Records about charts and figures:

◆ ◆ ◆ ◆ ◆

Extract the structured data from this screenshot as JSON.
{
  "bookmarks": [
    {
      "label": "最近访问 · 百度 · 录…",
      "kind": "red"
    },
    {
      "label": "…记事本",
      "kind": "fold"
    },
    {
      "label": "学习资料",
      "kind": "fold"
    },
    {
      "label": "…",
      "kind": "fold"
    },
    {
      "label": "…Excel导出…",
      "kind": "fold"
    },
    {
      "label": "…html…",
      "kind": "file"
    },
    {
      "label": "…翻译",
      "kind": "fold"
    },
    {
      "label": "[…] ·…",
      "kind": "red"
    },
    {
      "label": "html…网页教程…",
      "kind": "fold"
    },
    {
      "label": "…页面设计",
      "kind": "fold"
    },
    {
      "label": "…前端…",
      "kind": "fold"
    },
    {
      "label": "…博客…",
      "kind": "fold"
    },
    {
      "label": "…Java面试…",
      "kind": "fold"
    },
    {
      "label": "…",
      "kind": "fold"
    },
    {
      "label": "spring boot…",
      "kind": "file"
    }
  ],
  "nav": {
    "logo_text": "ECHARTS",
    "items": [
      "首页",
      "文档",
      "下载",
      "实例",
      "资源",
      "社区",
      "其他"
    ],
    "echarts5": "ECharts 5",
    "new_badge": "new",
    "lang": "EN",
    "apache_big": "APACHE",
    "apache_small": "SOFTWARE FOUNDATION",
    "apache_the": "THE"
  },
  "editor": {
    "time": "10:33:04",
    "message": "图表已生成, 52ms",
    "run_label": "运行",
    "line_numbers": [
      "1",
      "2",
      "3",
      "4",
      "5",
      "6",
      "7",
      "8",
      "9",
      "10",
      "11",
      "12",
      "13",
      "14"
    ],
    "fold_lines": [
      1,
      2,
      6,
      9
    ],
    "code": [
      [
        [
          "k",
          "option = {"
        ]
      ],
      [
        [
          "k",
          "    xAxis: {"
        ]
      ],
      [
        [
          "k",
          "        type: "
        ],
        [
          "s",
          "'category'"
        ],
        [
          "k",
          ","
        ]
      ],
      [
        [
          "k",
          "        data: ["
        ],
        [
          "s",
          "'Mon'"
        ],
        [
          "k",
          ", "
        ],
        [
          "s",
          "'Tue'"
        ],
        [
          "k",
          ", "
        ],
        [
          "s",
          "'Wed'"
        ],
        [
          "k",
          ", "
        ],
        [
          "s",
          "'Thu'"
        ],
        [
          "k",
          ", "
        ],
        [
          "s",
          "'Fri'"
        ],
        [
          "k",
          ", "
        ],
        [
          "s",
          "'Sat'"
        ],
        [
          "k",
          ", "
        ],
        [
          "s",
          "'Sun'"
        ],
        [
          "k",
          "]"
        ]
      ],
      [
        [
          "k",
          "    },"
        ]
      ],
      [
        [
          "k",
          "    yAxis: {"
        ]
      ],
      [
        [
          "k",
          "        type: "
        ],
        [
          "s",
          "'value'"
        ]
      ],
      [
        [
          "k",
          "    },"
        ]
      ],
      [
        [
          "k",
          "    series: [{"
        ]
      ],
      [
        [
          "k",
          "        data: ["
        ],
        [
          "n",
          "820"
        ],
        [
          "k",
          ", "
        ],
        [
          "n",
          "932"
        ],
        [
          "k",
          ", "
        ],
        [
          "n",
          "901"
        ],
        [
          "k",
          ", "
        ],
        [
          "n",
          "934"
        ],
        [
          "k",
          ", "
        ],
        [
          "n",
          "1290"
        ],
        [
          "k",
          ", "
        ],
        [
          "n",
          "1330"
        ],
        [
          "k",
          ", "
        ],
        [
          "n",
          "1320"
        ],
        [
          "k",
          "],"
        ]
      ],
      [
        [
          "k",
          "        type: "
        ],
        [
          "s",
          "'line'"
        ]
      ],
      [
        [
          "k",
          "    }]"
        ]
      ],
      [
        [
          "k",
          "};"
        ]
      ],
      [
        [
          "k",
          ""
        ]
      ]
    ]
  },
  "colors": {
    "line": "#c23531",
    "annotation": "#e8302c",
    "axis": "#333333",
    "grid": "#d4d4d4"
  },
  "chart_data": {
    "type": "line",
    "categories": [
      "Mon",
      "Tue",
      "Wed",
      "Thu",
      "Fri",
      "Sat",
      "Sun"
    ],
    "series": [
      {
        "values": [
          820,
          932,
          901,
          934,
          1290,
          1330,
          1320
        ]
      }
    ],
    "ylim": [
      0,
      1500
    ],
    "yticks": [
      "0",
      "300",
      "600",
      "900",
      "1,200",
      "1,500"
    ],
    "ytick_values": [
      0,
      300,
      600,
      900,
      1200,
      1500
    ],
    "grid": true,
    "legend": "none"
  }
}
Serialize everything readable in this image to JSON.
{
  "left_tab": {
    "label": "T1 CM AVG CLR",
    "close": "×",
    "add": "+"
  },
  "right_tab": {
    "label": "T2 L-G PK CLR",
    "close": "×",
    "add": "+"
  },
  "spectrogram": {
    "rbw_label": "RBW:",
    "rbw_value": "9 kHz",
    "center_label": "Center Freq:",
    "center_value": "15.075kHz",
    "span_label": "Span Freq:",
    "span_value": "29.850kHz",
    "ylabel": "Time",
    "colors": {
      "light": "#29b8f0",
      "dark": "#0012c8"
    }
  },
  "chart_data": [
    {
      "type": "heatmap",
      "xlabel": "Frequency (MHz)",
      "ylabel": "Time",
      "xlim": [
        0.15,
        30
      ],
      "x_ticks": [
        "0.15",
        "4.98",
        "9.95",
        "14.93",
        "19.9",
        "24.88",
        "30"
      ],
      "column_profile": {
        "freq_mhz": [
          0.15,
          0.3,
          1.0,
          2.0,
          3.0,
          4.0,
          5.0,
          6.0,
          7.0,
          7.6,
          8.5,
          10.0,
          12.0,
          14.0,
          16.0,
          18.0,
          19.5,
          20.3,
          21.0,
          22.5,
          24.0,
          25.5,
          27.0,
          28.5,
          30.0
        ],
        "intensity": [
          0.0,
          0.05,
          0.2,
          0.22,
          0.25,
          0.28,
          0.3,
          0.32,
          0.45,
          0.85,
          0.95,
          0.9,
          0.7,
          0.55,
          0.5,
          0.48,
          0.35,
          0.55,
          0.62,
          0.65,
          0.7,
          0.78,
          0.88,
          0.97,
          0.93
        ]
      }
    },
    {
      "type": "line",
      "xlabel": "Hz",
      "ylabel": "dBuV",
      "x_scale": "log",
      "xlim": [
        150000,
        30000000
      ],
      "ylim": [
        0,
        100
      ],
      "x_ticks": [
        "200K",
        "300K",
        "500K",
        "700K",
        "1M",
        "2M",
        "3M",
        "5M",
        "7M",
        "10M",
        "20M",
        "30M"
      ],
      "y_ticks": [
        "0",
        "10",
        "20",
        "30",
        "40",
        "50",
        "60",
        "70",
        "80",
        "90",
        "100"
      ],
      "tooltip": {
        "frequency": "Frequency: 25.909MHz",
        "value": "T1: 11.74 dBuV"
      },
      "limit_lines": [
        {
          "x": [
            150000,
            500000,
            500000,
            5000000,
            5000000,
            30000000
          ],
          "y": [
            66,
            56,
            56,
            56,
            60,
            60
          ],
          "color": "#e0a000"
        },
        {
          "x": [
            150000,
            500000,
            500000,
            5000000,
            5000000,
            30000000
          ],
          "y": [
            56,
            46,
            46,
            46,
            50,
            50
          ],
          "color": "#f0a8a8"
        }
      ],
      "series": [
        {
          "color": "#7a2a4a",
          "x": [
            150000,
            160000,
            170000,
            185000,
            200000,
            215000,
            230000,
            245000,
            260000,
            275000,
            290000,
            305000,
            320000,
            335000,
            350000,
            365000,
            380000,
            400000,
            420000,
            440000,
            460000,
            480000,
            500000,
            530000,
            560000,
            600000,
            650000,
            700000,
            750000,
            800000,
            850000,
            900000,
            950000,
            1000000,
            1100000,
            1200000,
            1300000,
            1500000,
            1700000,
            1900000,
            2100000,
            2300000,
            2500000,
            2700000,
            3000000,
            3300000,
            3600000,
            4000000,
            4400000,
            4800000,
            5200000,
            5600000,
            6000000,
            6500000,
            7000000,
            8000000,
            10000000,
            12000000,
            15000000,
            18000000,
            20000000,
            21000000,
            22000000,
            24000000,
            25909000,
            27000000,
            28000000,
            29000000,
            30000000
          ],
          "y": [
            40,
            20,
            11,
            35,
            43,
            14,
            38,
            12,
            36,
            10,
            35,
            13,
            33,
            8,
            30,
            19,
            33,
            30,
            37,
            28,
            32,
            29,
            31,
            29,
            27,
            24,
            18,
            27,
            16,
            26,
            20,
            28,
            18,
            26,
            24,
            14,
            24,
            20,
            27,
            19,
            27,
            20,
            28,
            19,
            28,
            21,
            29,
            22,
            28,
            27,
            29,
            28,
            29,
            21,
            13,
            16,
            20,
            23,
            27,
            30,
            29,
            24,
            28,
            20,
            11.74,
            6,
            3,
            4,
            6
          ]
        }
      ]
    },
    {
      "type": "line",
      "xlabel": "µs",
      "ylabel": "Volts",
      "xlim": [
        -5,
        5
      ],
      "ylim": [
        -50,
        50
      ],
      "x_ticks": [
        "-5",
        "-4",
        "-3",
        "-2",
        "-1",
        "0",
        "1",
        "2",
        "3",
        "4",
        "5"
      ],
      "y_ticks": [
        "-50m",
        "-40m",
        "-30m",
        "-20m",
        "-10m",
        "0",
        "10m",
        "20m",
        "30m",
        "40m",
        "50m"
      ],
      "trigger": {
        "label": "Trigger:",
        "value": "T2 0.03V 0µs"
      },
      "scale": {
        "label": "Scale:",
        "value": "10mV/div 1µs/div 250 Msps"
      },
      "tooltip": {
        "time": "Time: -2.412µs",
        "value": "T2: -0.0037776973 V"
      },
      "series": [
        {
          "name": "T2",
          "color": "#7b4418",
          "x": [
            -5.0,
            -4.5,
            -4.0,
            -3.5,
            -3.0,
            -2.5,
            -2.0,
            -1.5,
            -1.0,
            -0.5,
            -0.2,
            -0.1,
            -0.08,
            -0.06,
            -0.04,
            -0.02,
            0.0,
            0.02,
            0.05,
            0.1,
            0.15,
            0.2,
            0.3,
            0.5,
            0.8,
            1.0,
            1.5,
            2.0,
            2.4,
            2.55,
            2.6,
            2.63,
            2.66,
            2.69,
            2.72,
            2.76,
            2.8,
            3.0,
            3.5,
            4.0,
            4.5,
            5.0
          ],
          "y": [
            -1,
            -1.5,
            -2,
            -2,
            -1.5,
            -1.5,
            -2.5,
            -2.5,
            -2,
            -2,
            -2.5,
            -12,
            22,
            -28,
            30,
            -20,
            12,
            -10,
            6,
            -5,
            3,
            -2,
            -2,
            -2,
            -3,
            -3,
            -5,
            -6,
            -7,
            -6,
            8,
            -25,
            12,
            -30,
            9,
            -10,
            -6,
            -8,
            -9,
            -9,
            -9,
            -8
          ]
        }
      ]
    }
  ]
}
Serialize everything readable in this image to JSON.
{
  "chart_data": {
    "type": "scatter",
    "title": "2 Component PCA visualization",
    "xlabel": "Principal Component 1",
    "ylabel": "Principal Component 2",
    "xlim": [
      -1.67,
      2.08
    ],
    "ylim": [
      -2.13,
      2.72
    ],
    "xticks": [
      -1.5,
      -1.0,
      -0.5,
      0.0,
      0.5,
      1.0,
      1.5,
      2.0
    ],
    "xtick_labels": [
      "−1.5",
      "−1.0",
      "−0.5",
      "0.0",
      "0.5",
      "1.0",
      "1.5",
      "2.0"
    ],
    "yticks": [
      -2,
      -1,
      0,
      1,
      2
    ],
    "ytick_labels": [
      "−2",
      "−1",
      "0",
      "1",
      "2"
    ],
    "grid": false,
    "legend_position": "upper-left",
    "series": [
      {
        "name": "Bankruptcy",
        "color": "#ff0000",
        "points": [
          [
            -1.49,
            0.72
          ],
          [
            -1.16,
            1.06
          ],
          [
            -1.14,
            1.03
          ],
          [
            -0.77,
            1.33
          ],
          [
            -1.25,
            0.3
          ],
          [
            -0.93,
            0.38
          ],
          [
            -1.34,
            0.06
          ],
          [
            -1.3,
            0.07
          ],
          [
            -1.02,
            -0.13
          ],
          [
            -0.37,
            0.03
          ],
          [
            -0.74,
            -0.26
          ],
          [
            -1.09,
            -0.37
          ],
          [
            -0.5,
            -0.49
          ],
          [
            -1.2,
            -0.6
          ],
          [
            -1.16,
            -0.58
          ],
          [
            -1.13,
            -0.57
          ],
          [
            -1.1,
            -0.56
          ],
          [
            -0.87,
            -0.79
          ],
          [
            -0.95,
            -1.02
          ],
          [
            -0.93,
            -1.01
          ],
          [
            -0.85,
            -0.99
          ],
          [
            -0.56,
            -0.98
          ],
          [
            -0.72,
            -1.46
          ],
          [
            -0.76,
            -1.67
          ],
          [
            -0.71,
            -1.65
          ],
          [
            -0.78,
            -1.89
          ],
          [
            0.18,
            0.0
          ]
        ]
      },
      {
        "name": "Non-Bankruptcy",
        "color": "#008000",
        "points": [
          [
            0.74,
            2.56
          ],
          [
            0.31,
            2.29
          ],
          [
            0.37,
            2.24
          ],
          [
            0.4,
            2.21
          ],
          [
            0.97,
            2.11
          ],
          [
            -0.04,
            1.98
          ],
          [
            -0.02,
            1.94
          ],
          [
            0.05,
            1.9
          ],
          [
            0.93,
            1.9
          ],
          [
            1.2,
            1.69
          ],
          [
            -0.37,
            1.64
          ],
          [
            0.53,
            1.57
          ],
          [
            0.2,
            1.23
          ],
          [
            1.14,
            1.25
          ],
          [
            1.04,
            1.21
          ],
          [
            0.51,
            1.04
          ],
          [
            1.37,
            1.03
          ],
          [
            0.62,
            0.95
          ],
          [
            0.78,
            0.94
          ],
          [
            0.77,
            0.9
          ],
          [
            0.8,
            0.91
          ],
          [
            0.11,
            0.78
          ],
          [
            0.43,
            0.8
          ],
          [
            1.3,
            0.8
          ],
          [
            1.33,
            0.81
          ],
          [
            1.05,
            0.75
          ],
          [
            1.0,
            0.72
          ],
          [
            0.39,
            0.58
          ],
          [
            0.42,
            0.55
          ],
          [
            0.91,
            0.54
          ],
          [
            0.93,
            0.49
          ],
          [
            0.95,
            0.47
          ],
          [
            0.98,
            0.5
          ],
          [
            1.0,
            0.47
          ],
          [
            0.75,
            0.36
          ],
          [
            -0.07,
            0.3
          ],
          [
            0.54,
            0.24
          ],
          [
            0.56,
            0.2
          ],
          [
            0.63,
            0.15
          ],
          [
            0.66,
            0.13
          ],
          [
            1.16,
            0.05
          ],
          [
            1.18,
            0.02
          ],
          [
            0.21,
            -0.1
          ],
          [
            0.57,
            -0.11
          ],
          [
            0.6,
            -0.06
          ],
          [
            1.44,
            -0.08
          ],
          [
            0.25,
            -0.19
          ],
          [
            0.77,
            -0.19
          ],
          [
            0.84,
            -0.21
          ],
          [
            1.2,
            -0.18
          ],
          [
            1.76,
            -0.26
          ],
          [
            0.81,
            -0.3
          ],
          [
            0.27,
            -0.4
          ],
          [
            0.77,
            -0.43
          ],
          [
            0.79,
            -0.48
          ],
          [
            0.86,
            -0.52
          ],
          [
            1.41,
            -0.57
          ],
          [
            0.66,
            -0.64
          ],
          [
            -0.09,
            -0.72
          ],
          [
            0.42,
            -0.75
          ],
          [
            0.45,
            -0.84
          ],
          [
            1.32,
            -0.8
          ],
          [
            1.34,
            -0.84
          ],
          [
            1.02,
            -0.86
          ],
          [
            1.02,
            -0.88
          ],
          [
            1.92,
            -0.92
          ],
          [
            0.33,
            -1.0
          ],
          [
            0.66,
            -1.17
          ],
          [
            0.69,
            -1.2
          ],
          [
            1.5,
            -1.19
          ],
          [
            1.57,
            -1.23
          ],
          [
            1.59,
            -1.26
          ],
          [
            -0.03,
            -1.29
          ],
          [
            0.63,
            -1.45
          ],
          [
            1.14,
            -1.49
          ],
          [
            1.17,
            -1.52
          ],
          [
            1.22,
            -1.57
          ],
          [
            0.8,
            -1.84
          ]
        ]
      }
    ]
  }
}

◆ ◆ ◆ ◆ ◆

Request: Count the lines of the data that include the string "Principal", and give only that number.

Result of this exercise: 2